#### Task:
Omit all pictures. Copy the rest of the material exactly.

* Begin Supplied data *

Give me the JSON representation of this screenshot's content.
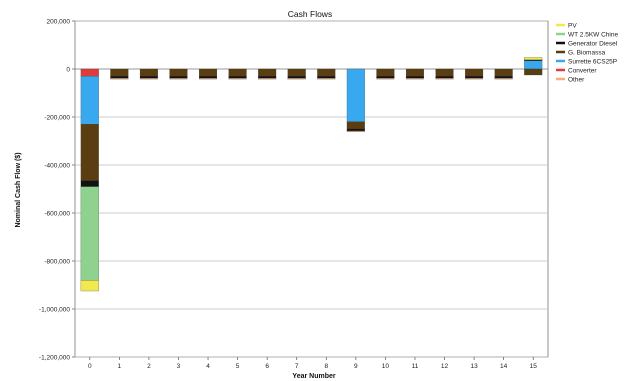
{
  "chart_data": {
    "type": "bar",
    "stacked": true,
    "title": "Cash Flows",
    "xlabel": "Year Number",
    "ylabel": "Nominal Cash Flow ($)",
    "ylim": [
      -1200000,
      200000
    ],
    "yticks": [
      200000,
      0,
      -200000,
      -400000,
      -600000,
      -800000,
      -1000000,
      -1200000
    ],
    "ytick_labels": [
      "200,000",
      "0",
      "-200,000",
      "-400,000",
      "-600,000",
      "-800,000",
      "-1,000,000",
      "-1,200,000"
    ],
    "categories": [
      "0",
      "1",
      "2",
      "3",
      "4",
      "5",
      "6",
      "7",
      "8",
      "9",
      "10",
      "11",
      "12",
      "13",
      "14",
      "15"
    ],
    "grid": true,
    "legend_position": "right",
    "colors": {
      "PV": "#f2e94e",
      "WT 2.5KW Chine": "#8fd18f",
      "Generator Diesel": "#111111",
      "G. Biomassa": "#5a3e12",
      "Surrette 6CS25P": "#39a9ef",
      "Converter": "#e03a3a",
      "Other": "#f4b07b"
    },
    "series": [
      {
        "name": "PV",
        "values": [
          -45000,
          0,
          0,
          0,
          0,
          0,
          0,
          0,
          0,
          0,
          0,
          0,
          0,
          0,
          0,
          10000
        ]
      },
      {
        "name": "WT 2.5KW Chine",
        "values": [
          -390000,
          0,
          0,
          0,
          0,
          0,
          0,
          0,
          0,
          0,
          0,
          0,
          0,
          0,
          0,
          0
        ]
      },
      {
        "name": "Generator Diesel",
        "values": [
          -25000,
          -8000,
          -8000,
          -8000,
          -8000,
          -8000,
          -8000,
          -8000,
          -8000,
          -8000,
          -8000,
          -8000,
          -8000,
          -8000,
          -8000,
          3000
        ]
      },
      {
        "name": "G. Biomassa",
        "values": [
          -235000,
          -30000,
          -30000,
          -30000,
          -30000,
          -30000,
          -30000,
          -30000,
          -30000,
          -30000,
          -30000,
          -30000,
          -30000,
          -30000,
          -30000,
          -25000
        ]
      },
      {
        "name": "Surrette 6CS25P",
        "values": [
          -200000,
          0,
          0,
          0,
          0,
          0,
          0,
          0,
          0,
          -220000,
          0,
          0,
          0,
          0,
          0,
          35000
        ]
      },
      {
        "name": "Converter",
        "values": [
          -30000,
          0,
          0,
          0,
          0,
          0,
          0,
          0,
          0,
          0,
          0,
          0,
          0,
          0,
          0,
          0
        ]
      },
      {
        "name": "Other",
        "values": [
          0,
          -4000,
          -4000,
          -4000,
          -4000,
          -4000,
          -4000,
          -4000,
          -4000,
          -4000,
          -4000,
          -4000,
          -4000,
          -4000,
          -4000,
          0
        ]
      }
    ]
  }
}
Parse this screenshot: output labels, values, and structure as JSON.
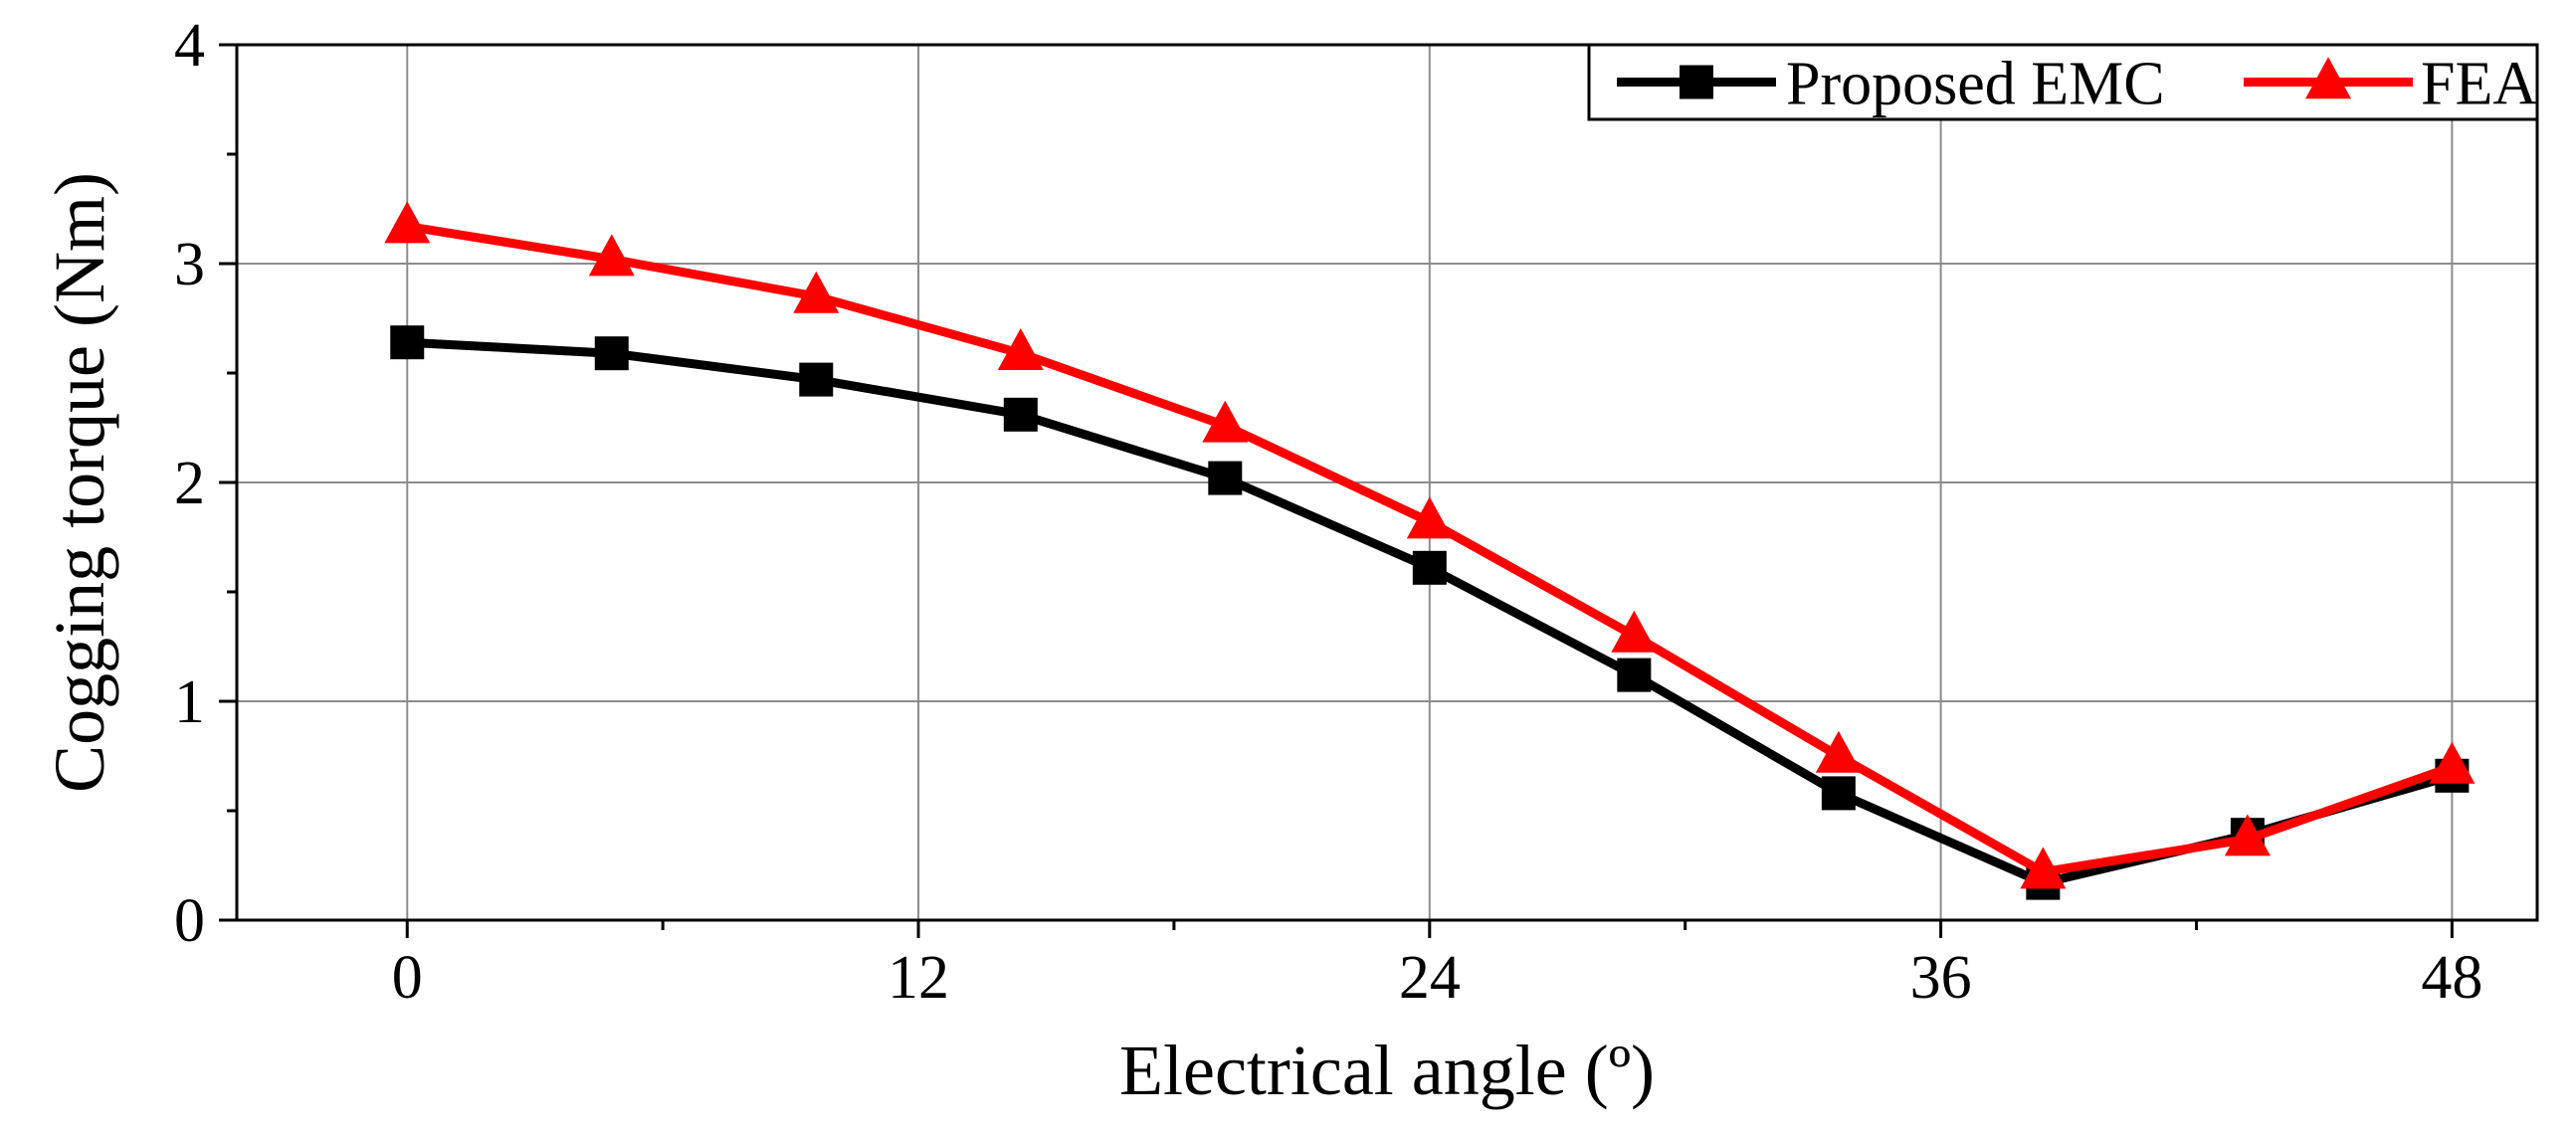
{
  "chart_data": {
    "type": "line",
    "title": "",
    "xlabel": "Electrical angle (º)",
    "ylabel": "Cogging torque (Nm)",
    "xlim": [
      -4,
      50
    ],
    "ylim": [
      0,
      4
    ],
    "xticks": [
      0,
      12,
      24,
      36,
      48
    ],
    "yticks": [
      0,
      1,
      2,
      3,
      4
    ],
    "xtick_labels": [
      "0",
      "12",
      "24",
      "36",
      "48"
    ],
    "ytick_labels": [
      "0",
      "1",
      "2",
      "3",
      "4"
    ],
    "grid": true,
    "legend_position": "top-right",
    "series": [
      {
        "name": "Proposed EMC",
        "color": "#000000",
        "marker": "square",
        "x": [
          0,
          4.8,
          9.6,
          14.4,
          19.2,
          24,
          28.8,
          33.6,
          38.4,
          43.2,
          48
        ],
        "values": [
          2.64,
          2.59,
          2.47,
          2.31,
          2.02,
          1.61,
          1.12,
          0.58,
          0.17,
          0.39,
          0.66
        ]
      },
      {
        "name": "FEA",
        "color": "#ff0000",
        "marker": "triangle",
        "x": [
          0,
          4.8,
          9.6,
          14.4,
          19.2,
          24,
          28.8,
          33.6,
          38.4,
          43.2,
          48
        ],
        "values": [
          3.17,
          3.02,
          2.85,
          2.59,
          2.26,
          1.82,
          1.3,
          0.75,
          0.22,
          0.37,
          0.7
        ]
      }
    ]
  }
}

* End Supplied data *

#### Response to this task:
Give me the JSON representation of this screenshot's content.
{
  "chart_data": {
    "type": "bar",
    "stacked": true,
    "title": "Cash Flows",
    "xlabel": "Year Number",
    "ylabel": "Nominal Cash Flow ($)",
    "ylim": [
      -1200000,
      200000
    ],
    "yticks": [
      200000,
      0,
      -200000,
      -400000,
      -600000,
      -800000,
      -1000000,
      -1200000
    ],
    "ytick_labels": [
      "200,000",
      "0",
      "-200,000",
      "-400,000",
      "-600,000",
      "-800,000",
      "-1,000,000",
      "-1,200,000"
    ],
    "categories": [
      "0",
      "1",
      "2",
      "3",
      "4",
      "5",
      "6",
      "7",
      "8",
      "9",
      "10",
      "11",
      "12",
      "13",
      "14",
      "15"
    ],
    "grid": true,
    "legend_position": "right",
    "colors": {
      "PV": "#f2e94e",
      "WT 2.5KW Chine": "#8fd18f",
      "Generator Diesel": "#111111",
      "G. Biomassa": "#5a3e12",
      "Surrette 6CS25P": "#39a9ef",
      "Converter": "#e03a3a",
      "Other": "#f4b07b"
    },
    "series": [
      {
        "name": "PV",
        "values": [
          -45000,
          0,
          0,
          0,
          0,
          0,
          0,
          0,
          0,
          0,
          0,
          0,
          0,
          0,
          0,
          10000
        ]
      },
      {
        "name": "WT 2.5KW Chine",
        "values": [
          -390000,
          0,
          0,
          0,
          0,
          0,
          0,
          0,
          0,
          0,
          0,
          0,
          0,
          0,
          0,
          0
        ]
      },
      {
        "name": "Generator Diesel",
        "values": [
          -25000,
          -8000,
          -8000,
          -8000,
          -8000,
          -8000,
          -8000,
          -8000,
          -8000,
          -8000,
          -8000,
          -8000,
          -8000,
          -8000,
          -8000,
          3000
        ]
      },
      {
        "name": "G. Biomassa",
        "values": [
          -235000,
          -30000,
          -30000,
          -30000,
          -30000,
          -30000,
          -30000,
          -30000,
          -30000,
          -30000,
          -30000,
          -30000,
          -30000,
          -30000,
          -30000,
          -25000
        ]
      },
      {
        "name": "Surrette 6CS25P",
        "values": [
          -200000,
          0,
          0,
          0,
          0,
          0,
          0,
          0,
          0,
          -220000,
          0,
          0,
          0,
          0,
          0,
          35000
        ]
      },
      {
        "name": "Converter",
        "values": [
          -30000,
          0,
          0,
          0,
          0,
          0,
          0,
          0,
          0,
          0,
          0,
          0,
          0,
          0,
          0,
          0
        ]
      },
      {
        "name": "Other",
        "values": [
          0,
          -4000,
          -4000,
          -4000,
          -4000,
          -4000,
          -4000,
          -4000,
          -4000,
          -4000,
          -4000,
          -4000,
          -4000,
          -4000,
          -4000,
          0
        ]
      }
    ]
  }
}
Parse this screenshot: output labels, values, and structure as JSON.
{
  "chart_data": {
    "type": "line",
    "title": "",
    "xlabel": "Electrical angle (º)",
    "ylabel": "Cogging torque (Nm)",
    "xlim": [
      -4,
      50
    ],
    "ylim": [
      0,
      4
    ],
    "xticks": [
      0,
      12,
      24,
      36,
      48
    ],
    "yticks": [
      0,
      1,
      2,
      3,
      4
    ],
    "xtick_labels": [
      "0",
      "12",
      "24",
      "36",
      "48"
    ],
    "ytick_labels": [
      "0",
      "1",
      "2",
      "3",
      "4"
    ],
    "grid": true,
    "legend_position": "top-right",
    "series": [
      {
        "name": "Proposed EMC",
        "color": "#000000",
        "marker": "square",
        "x": [
          0,
          4.8,
          9.6,
          14.4,
          19.2,
          24,
          28.8,
          33.6,
          38.4,
          43.2,
          48
        ],
        "values": [
          2.64,
          2.59,
          2.47,
          2.31,
          2.02,
          1.61,
          1.12,
          0.58,
          0.17,
          0.39,
          0.66
        ]
      },
      {
        "name": "FEA",
        "color": "#ff0000",
        "marker": "triangle",
        "x": [
          0,
          4.8,
          9.6,
          14.4,
          19.2,
          24,
          28.8,
          33.6,
          38.4,
          43.2,
          48
        ],
        "values": [
          3.17,
          3.02,
          2.85,
          2.59,
          2.26,
          1.82,
          1.3,
          0.75,
          0.22,
          0.37,
          0.7
        ]
      }
    ]
  }
}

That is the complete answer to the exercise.